■ AIM OF THE EXERCISE
Return every record below exactly as written, but leave out the pictures.

■ TASK INPUTS
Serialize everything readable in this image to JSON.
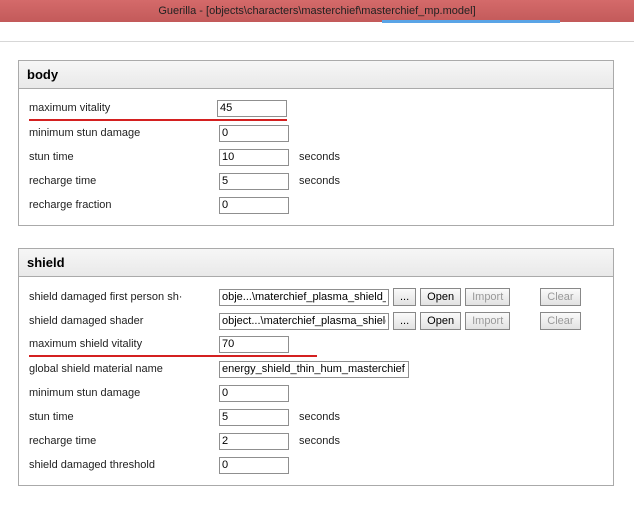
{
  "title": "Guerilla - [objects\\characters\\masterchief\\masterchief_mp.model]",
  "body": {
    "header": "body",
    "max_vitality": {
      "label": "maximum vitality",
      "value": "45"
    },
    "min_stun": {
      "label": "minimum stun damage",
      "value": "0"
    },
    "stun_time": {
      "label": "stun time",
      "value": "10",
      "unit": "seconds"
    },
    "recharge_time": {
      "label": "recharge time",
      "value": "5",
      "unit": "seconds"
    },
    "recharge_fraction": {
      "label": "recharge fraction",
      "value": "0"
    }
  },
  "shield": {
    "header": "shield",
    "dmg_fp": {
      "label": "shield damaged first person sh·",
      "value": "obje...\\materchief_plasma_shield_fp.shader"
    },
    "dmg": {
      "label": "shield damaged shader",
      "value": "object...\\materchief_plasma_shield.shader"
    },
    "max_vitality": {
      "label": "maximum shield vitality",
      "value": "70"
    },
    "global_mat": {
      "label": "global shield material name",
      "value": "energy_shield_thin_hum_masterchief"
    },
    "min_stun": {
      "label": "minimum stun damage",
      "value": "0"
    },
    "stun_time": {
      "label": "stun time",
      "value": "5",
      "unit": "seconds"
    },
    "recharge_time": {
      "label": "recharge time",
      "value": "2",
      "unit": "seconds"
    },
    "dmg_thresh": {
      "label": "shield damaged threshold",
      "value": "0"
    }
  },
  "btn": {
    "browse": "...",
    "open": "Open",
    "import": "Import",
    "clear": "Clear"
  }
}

■ COMPLETE ANSWER
Serialize everything readable in this image to JSON.
{
  "title": "Guerilla - [objects\\characters\\masterchief\\masterchief_mp.model]",
  "body": {
    "header": "body",
    "max_vitality": {
      "label": "maximum vitality",
      "value": "45"
    },
    "min_stun": {
      "label": "minimum stun damage",
      "value": "0"
    },
    "stun_time": {
      "label": "stun time",
      "value": "10",
      "unit": "seconds"
    },
    "recharge_time": {
      "label": "recharge time",
      "value": "5",
      "unit": "seconds"
    },
    "recharge_fraction": {
      "label": "recharge fraction",
      "value": "0"
    }
  },
  "shield": {
    "header": "shield",
    "dmg_fp": {
      "label": "shield damaged first person sh·",
      "value": "obje...\\materchief_plasma_shield_fp.shader"
    },
    "dmg": {
      "label": "shield damaged shader",
      "value": "object...\\materchief_plasma_shield.shader"
    },
    "max_vitality": {
      "label": "maximum shield vitality",
      "value": "70"
    },
    "global_mat": {
      "label": "global shield material name",
      "value": "energy_shield_thin_hum_masterchief"
    },
    "min_stun": {
      "label": "minimum stun damage",
      "value": "0"
    },
    "stun_time": {
      "label": "stun time",
      "value": "5",
      "unit": "seconds"
    },
    "recharge_time": {
      "label": "recharge time",
      "value": "2",
      "unit": "seconds"
    },
    "dmg_thresh": {
      "label": "shield damaged threshold",
      "value": "0"
    }
  },
  "btn": {
    "browse": "...",
    "open": "Open",
    "import": "Import",
    "clear": "Clear"
  }
}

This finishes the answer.